[Start of Records supplied]

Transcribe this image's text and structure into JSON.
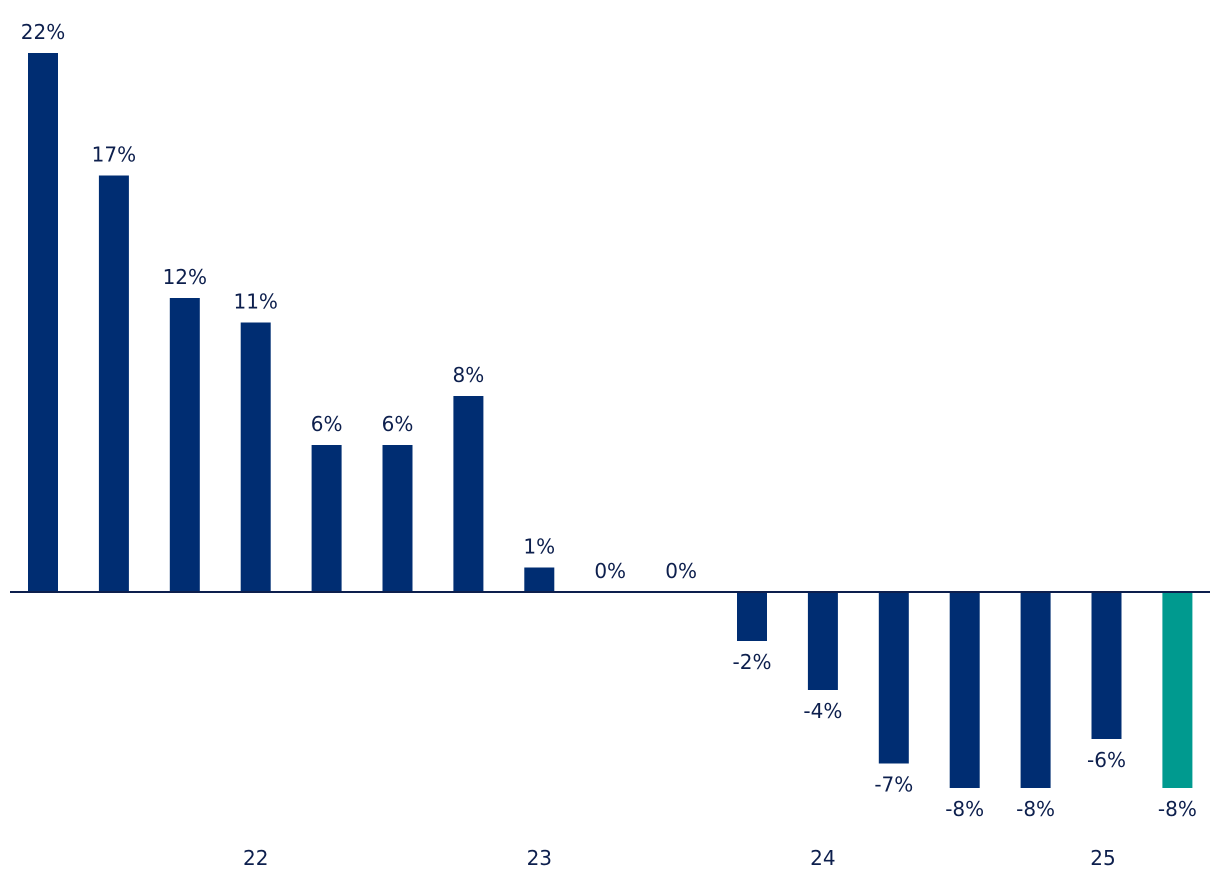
{
  "chart_data": {
    "type": "bar",
    "values": [
      22,
      17,
      12,
      11,
      6,
      6,
      8,
      1,
      0,
      0,
      -2,
      -4,
      -7,
      -8,
      -8,
      -6,
      -8
    ],
    "data_labels": [
      "22%",
      "17%",
      "12%",
      "11%",
      "6%",
      "6%",
      "8%",
      "1%",
      "0%",
      "0%",
      "-2%",
      "-4%",
      "-7%",
      "-8%",
      "-8%",
      "-6%",
      "-8%"
    ],
    "x_tick_labels": [
      "22",
      "23",
      "24",
      "25"
    ],
    "ylim": [
      -8,
      22
    ],
    "grid": false,
    "legend": "none",
    "bar_color": "#002d72",
    "highlight_color": "#009a8f",
    "highlight_index": 16
  }
}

[End of Records supplied]

* [Work to do]:
Reproduce the whole listing exactly, but not the images in it.

* [Exercise response]:
Transcribe this image's text and structure into JSON.
{
  "chart_data": {
    "type": "bar",
    "values": [
      22,
      17,
      12,
      11,
      6,
      6,
      8,
      1,
      0,
      0,
      -2,
      -4,
      -7,
      -8,
      -8,
      -6,
      -8
    ],
    "data_labels": [
      "22%",
      "17%",
      "12%",
      "11%",
      "6%",
      "6%",
      "8%",
      "1%",
      "0%",
      "0%",
      "-2%",
      "-4%",
      "-7%",
      "-8%",
      "-8%",
      "-6%",
      "-8%"
    ],
    "x_tick_labels": [
      "22",
      "23",
      "24",
      "25"
    ],
    "ylim": [
      -8,
      22
    ],
    "grid": false,
    "legend": "none",
    "bar_color": "#002d72",
    "highlight_color": "#009a8f",
    "highlight_index": 16
  }
}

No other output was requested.